▼

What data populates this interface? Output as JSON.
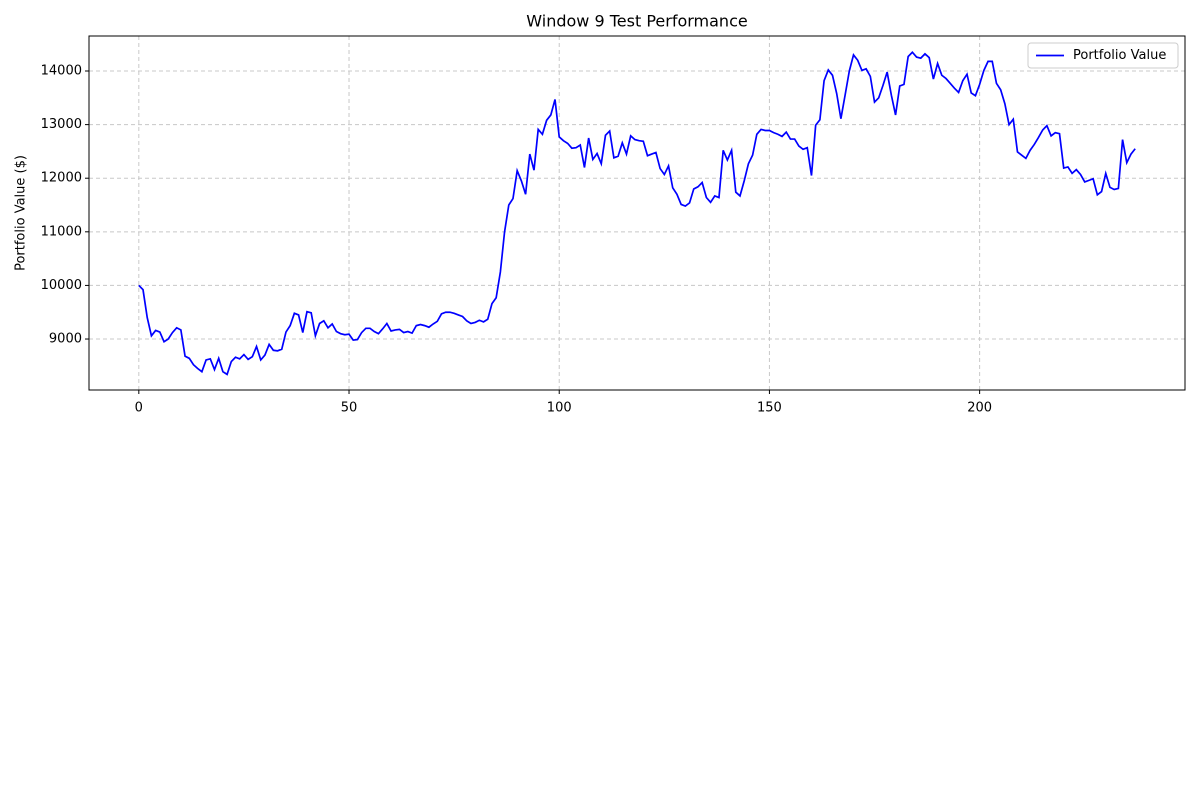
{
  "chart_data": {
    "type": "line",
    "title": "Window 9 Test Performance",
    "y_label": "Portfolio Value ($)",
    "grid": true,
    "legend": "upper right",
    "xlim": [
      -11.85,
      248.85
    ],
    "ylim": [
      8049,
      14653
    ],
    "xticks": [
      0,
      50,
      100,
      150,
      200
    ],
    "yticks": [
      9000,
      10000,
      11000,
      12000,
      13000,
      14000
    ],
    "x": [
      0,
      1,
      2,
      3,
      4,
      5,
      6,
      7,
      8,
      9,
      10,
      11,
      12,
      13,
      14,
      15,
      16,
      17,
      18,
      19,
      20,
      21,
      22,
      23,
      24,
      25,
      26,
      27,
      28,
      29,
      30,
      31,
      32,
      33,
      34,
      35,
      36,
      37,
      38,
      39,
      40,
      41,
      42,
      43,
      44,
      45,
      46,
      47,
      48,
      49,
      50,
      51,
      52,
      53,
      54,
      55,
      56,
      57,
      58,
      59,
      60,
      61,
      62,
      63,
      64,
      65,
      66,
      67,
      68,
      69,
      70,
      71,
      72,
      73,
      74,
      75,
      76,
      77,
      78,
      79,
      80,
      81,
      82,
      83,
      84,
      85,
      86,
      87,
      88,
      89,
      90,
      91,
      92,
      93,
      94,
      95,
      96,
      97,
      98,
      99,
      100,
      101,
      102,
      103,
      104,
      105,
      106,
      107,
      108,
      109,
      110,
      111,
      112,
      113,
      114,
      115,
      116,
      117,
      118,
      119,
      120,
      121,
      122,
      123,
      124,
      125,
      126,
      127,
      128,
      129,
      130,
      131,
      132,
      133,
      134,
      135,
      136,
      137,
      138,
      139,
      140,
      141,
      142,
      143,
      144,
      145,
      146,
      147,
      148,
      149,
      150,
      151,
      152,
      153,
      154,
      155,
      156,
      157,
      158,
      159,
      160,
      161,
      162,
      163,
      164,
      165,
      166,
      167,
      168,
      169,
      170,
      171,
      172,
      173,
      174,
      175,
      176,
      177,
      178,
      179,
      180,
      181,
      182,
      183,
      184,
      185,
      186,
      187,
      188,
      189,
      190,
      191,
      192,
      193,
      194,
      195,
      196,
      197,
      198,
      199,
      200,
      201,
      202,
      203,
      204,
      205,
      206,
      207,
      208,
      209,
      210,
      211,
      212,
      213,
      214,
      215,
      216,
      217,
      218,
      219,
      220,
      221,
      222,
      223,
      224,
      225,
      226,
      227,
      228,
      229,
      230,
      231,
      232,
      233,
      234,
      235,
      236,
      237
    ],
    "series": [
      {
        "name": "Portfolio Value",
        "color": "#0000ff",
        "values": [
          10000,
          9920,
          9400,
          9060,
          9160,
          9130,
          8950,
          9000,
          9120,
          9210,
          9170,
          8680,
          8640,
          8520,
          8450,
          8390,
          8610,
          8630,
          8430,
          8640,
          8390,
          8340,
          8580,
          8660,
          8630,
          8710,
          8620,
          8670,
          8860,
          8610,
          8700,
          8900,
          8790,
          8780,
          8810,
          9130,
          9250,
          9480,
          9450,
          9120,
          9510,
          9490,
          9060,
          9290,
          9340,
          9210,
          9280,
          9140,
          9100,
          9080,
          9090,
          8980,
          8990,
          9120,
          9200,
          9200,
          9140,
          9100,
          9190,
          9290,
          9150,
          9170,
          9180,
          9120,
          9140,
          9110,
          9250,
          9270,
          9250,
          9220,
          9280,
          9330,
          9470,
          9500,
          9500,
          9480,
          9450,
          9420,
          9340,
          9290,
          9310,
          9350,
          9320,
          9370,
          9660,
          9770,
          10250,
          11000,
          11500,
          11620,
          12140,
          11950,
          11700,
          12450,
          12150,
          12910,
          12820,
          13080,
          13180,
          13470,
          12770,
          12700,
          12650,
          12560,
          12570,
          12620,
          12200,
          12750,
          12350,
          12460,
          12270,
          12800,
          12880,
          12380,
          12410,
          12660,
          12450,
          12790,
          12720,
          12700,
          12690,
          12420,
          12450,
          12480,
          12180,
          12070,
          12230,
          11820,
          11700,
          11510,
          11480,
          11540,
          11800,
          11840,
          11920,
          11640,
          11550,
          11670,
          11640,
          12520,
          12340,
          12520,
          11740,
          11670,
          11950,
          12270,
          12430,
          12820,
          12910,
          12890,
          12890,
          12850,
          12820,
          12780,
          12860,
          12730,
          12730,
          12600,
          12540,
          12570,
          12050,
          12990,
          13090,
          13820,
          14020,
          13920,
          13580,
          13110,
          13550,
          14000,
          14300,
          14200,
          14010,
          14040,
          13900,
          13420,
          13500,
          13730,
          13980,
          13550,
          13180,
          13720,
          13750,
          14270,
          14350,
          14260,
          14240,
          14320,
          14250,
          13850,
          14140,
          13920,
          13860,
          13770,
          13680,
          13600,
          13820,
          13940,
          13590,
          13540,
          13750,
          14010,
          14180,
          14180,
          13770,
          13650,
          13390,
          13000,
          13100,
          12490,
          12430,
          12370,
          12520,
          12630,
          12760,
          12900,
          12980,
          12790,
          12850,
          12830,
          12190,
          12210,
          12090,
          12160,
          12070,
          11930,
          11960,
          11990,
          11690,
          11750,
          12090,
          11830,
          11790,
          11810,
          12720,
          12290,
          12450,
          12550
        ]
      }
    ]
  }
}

▲
▼

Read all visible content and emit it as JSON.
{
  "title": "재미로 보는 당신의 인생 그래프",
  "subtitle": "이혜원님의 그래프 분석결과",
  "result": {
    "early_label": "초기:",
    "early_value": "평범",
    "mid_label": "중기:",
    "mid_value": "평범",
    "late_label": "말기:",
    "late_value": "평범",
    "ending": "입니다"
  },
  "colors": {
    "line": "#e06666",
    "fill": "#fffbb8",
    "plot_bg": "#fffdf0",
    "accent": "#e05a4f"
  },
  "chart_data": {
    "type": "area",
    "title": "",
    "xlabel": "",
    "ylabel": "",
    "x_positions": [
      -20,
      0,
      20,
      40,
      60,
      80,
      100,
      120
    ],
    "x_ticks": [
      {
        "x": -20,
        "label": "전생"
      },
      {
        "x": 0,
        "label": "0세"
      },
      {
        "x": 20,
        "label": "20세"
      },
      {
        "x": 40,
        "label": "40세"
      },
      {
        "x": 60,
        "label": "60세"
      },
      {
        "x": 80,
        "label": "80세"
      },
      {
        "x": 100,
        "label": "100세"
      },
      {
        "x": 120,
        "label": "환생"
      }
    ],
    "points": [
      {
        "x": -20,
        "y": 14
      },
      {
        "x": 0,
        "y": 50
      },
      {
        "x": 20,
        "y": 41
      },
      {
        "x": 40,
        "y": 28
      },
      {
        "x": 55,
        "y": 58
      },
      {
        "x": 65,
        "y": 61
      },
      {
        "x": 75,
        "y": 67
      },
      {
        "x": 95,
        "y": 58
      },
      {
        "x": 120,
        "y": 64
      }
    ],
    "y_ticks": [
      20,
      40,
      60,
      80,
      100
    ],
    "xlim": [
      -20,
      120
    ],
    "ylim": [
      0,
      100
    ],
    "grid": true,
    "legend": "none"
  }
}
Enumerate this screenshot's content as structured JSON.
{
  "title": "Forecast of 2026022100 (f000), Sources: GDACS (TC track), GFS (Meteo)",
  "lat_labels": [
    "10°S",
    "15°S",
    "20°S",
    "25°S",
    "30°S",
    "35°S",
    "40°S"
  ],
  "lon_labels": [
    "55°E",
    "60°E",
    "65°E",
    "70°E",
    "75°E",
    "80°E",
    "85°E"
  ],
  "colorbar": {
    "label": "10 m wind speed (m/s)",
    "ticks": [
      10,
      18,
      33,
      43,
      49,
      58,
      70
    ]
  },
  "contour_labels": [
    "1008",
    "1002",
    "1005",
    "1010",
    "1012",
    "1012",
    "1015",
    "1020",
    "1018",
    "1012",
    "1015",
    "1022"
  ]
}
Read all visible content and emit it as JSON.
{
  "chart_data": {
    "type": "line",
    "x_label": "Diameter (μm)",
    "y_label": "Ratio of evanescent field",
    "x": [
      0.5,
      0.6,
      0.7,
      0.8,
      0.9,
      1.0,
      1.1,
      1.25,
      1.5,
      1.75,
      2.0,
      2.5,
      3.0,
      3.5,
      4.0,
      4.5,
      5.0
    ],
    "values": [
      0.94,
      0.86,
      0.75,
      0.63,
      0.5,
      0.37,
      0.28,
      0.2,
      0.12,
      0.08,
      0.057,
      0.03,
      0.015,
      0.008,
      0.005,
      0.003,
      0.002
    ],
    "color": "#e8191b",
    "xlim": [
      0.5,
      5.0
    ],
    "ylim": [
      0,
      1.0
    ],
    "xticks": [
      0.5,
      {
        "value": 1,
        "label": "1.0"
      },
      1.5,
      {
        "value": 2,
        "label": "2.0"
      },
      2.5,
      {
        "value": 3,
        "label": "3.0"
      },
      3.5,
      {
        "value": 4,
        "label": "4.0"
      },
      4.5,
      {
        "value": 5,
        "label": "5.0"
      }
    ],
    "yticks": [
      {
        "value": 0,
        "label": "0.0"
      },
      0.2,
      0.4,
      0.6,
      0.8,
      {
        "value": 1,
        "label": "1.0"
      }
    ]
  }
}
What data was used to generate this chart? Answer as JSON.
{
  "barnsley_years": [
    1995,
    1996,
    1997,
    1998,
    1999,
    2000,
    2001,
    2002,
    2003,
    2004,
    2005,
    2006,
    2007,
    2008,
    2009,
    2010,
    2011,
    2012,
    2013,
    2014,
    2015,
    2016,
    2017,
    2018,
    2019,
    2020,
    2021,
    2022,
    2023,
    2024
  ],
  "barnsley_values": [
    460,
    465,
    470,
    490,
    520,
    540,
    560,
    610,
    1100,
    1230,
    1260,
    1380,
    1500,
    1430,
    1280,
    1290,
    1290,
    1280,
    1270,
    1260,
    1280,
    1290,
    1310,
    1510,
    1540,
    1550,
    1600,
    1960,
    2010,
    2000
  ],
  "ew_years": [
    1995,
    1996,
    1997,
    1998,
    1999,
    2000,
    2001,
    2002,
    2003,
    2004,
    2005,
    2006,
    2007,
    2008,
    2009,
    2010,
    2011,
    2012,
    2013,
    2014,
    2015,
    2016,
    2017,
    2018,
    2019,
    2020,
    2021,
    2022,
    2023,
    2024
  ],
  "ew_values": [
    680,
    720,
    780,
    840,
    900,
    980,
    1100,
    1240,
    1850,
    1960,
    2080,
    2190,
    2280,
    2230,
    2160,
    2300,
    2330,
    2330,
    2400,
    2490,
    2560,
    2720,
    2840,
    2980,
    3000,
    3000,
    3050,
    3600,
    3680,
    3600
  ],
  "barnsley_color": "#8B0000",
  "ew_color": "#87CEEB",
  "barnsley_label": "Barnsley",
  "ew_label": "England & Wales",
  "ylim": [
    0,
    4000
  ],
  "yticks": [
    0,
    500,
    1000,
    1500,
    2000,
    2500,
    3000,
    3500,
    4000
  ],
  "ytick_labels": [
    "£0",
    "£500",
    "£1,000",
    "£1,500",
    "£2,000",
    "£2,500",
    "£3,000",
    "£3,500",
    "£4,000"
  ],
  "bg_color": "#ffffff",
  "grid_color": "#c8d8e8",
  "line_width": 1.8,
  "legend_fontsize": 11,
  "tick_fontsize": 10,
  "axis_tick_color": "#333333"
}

▲

WHAT YOU HAVE TO DO
Copy out every line from the data above that has "JSON" in it.

WRITTEN SOLUTION
What data populates this interface? Output as JSON.
Read all visible content and emit it as JSON.
Enumerate this screenshot's content as structured JSON.
Read all visible content and emit it as JSON.
What data was used to generate this chart? Answer as JSON.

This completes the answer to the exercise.